- **REQUIRED TASK**:
Filter the entries, keeping every line with the word "text".

- **RECORDS SHOWN**:
◇ ◇ ◇ ◇ ◇ ◇ ◇
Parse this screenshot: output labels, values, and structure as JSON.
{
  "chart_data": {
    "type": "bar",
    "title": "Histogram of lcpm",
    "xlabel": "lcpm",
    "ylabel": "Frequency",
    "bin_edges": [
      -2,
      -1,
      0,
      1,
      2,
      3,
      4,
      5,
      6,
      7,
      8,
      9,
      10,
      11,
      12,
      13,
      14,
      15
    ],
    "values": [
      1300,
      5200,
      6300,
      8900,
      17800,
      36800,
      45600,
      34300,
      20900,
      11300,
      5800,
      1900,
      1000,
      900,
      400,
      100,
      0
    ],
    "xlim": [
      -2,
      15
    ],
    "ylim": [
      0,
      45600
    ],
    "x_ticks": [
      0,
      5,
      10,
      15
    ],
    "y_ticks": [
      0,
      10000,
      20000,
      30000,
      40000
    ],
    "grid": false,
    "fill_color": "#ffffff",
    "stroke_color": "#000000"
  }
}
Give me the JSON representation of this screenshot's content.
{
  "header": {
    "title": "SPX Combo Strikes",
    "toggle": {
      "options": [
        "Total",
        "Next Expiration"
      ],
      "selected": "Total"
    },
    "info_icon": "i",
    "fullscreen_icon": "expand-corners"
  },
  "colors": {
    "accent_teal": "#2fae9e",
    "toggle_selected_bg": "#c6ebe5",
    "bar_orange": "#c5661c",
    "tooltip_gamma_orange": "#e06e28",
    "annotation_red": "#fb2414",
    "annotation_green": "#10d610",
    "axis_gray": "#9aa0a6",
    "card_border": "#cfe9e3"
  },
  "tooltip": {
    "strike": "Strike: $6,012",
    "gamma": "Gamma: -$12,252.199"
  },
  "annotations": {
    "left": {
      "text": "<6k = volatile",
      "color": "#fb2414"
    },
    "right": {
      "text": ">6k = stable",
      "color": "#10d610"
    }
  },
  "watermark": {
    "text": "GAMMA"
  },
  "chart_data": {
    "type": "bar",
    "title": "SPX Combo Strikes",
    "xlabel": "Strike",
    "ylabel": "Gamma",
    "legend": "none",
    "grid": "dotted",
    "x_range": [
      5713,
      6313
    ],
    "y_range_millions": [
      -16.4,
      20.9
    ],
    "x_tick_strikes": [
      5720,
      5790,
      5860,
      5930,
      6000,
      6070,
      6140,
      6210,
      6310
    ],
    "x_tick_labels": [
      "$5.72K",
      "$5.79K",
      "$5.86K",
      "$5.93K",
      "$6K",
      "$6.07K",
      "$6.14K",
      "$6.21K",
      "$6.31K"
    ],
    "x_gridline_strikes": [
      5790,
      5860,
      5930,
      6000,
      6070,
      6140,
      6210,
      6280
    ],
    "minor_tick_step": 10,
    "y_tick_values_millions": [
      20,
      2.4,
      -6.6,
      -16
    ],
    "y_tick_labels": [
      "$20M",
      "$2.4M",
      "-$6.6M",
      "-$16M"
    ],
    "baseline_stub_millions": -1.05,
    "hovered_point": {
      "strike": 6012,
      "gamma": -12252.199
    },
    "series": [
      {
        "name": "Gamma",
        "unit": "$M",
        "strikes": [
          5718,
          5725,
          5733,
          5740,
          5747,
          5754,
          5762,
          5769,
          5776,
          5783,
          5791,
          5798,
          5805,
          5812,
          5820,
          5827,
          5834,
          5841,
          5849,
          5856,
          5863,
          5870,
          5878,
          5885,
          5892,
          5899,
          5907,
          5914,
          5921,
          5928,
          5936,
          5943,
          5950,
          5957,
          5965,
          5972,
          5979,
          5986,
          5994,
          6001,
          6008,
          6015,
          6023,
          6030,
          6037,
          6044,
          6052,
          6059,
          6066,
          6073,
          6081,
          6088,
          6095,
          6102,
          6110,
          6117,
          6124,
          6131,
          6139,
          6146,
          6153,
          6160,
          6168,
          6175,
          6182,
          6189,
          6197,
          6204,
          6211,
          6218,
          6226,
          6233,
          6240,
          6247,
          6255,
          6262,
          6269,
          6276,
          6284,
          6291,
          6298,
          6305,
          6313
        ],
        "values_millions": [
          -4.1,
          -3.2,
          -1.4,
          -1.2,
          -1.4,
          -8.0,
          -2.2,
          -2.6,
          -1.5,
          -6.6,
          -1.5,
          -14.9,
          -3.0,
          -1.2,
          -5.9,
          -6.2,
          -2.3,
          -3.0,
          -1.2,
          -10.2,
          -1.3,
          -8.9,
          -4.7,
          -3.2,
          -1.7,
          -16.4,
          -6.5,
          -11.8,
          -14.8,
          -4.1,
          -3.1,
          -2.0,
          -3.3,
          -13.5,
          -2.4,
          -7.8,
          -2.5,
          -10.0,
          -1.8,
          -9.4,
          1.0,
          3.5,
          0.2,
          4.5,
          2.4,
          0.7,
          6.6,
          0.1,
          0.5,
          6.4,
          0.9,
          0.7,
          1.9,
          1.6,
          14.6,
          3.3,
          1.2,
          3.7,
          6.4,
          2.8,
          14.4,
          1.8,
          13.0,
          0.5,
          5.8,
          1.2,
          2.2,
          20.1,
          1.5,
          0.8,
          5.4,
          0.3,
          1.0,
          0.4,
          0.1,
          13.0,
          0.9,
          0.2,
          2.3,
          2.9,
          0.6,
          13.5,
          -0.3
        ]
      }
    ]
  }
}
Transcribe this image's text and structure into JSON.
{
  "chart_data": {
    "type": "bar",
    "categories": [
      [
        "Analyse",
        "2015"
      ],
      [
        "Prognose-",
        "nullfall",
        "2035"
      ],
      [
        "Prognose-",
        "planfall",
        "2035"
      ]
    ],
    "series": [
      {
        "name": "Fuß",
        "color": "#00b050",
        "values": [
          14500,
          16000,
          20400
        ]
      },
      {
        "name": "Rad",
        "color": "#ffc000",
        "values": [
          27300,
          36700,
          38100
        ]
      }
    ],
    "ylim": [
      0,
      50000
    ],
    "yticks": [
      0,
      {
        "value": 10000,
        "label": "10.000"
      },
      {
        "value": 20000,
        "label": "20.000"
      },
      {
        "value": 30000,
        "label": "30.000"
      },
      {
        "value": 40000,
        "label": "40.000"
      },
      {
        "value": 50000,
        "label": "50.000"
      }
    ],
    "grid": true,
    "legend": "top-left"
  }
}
◇ ◇ ◇ ◇ ◇ ◇ ◇
- **CORRECT RESPONSE**:
      "text": "<6k = volatile",
      "text": ">6k = stable",
    "text": "GAMMA"
Transcribe this image's text and structure into JSON.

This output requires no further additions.